# START OF Input records

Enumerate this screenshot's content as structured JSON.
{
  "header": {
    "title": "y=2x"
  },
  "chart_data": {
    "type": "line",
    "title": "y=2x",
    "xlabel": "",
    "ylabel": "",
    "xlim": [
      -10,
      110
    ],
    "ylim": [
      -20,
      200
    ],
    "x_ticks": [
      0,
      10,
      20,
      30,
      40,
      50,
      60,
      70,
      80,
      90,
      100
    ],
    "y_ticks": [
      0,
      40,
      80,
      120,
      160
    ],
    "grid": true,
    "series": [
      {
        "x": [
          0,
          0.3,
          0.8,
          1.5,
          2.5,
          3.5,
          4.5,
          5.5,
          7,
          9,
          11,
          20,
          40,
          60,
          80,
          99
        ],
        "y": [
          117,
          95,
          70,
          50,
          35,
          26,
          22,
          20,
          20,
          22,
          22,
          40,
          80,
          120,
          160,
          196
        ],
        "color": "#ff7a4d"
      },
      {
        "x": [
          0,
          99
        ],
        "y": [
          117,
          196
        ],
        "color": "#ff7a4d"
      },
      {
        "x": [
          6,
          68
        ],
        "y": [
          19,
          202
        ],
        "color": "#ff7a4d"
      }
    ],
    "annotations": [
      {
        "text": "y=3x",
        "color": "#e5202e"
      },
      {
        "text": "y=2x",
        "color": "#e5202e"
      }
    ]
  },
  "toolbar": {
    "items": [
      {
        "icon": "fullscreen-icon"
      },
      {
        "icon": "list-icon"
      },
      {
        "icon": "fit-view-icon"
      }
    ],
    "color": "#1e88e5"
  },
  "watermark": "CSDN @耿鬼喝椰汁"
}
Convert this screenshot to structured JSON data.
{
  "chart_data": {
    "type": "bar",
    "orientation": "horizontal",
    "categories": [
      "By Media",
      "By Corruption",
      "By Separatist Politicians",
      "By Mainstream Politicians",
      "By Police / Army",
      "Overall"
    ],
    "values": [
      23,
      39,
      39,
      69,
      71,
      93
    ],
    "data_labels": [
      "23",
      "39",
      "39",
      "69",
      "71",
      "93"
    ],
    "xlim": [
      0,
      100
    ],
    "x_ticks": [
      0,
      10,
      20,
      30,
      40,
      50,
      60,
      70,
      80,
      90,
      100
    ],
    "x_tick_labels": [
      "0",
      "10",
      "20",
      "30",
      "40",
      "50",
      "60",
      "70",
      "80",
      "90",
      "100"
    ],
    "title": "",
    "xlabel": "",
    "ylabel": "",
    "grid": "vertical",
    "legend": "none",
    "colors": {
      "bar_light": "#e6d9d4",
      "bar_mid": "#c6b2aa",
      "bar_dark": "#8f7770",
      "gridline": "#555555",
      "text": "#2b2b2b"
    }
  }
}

# END OF Input records

» **Your instructions**
Your task is to return, exactly and on their own, the lines from the one containing "Convert this screenshot" through the last line of the listing.

» **Written solution**
Convert this screenshot to structured JSON data.
{
  "chart_data": {
    "type": "bar",
    "orientation": "horizontal",
    "categories": [
      "By Media",
      "By Corruption",
      "By Separatist Politicians",
      "By Mainstream Politicians",
      "By Police / Army",
      "Overall"
    ],
    "values": [
      23,
      39,
      39,
      69,
      71,
      93
    ],
    "data_labels": [
      "23",
      "39",
      "39",
      "69",
      "71",
      "93"
    ],
    "xlim": [
      0,
      100
    ],
    "x_ticks": [
      0,
      10,
      20,
      30,
      40,
      50,
      60,
      70,
      80,
      90,
      100
    ],
    "x_tick_labels": [
      "0",
      "10",
      "20",
      "30",
      "40",
      "50",
      "60",
      "70",
      "80",
      "90",
      "100"
    ],
    "title": "",
    "xlabel": "",
    "ylabel": "",
    "grid": "vertical",
    "legend": "none",
    "colors": {
      "bar_light": "#e6d9d4",
      "bar_mid": "#c6b2aa",
      "bar_dark": "#8f7770",
      "gridline": "#555555",
      "text": "#2b2b2b"
    }
  }
}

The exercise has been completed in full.